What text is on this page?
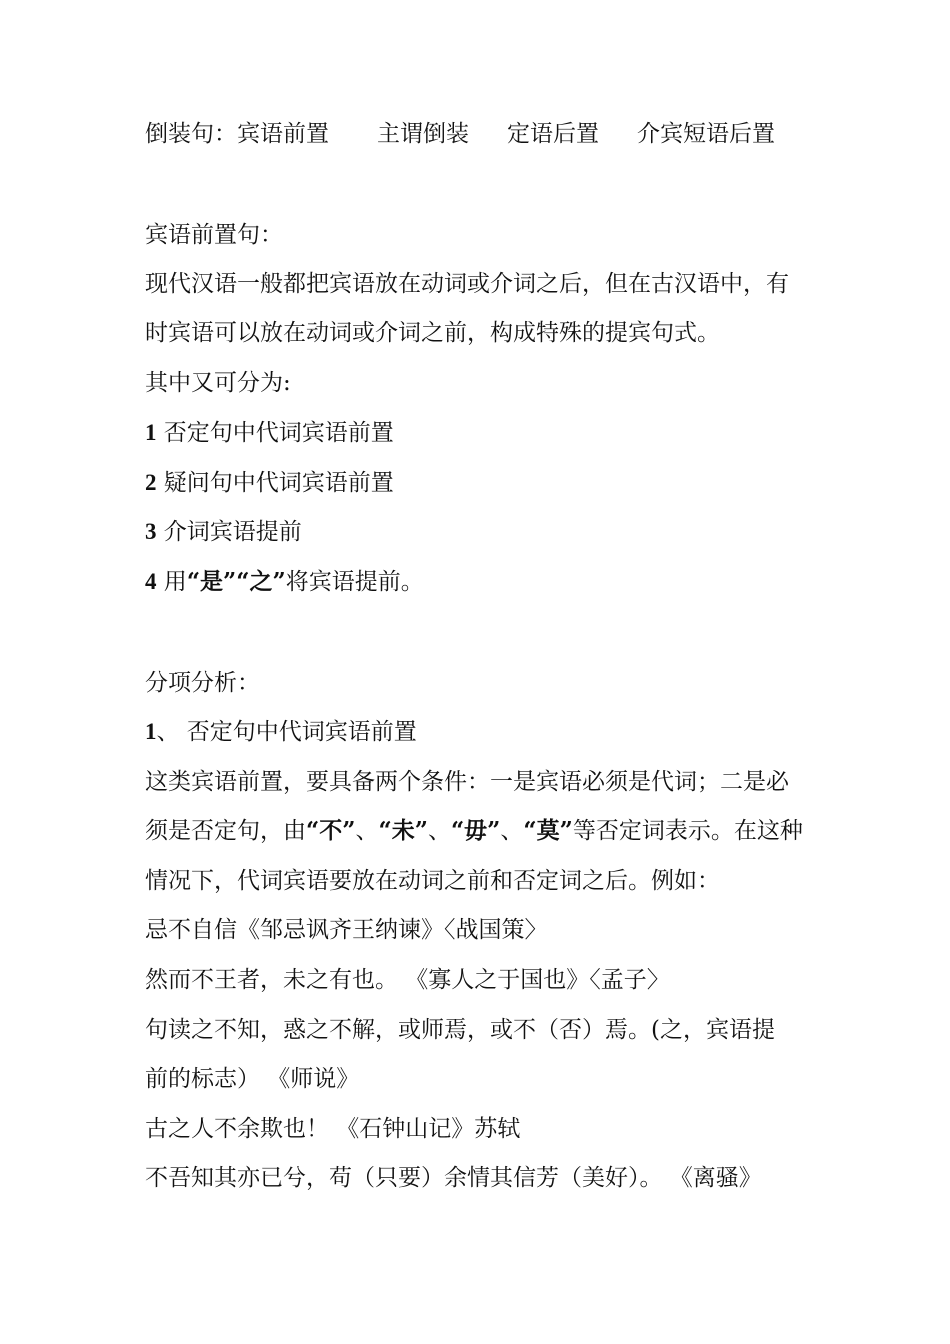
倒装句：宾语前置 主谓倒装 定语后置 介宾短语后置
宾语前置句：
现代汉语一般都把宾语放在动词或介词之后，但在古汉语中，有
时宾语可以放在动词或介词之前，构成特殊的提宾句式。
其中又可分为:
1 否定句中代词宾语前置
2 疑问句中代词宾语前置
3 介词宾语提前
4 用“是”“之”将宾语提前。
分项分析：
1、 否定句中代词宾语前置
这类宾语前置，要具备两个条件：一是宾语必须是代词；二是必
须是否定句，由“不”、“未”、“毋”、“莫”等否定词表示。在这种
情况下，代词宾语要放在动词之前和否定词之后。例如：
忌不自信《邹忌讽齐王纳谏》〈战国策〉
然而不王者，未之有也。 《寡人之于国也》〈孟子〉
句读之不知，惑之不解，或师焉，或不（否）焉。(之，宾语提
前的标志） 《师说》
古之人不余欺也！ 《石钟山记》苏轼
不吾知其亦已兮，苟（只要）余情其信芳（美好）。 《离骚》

▶ Your instructions:
Transcribe the whole listing exactly. Pictures stay out of your copy.

▶ Final result:
What text is on this page?
倒装句：宾语前置 主谓倒装 定语后置 介宾短语后置
宾语前置句：
现代汉语一般都把宾语放在动词或介词之后，但在古汉语中，有
时宾语可以放在动词或介词之前，构成特殊的提宾句式。
其中又可分为:
1 否定句中代词宾语前置
2 疑问句中代词宾语前置
3 介词宾语提前
4 用“是”“之”将宾语提前。
分项分析：
1、 否定句中代词宾语前置
这类宾语前置，要具备两个条件：一是宾语必须是代词；二是必
须是否定句，由“不”、“未”、“毋”、“莫”等否定词表示。在这种
情况下，代词宾语要放在动词之前和否定词之后。例如：
忌不自信《邹忌讽齐王纳谏》〈战国策〉
然而不王者，未之有也。 《寡人之于国也》〈孟子〉
句读之不知，惑之不解，或师焉，或不（否）焉。(之，宾语提
前的标志） 《师说》
古之人不余欺也！ 《石钟山记》苏轼
不吾知其亦已兮，苟（只要）余情其信芳（美好）。 《离骚》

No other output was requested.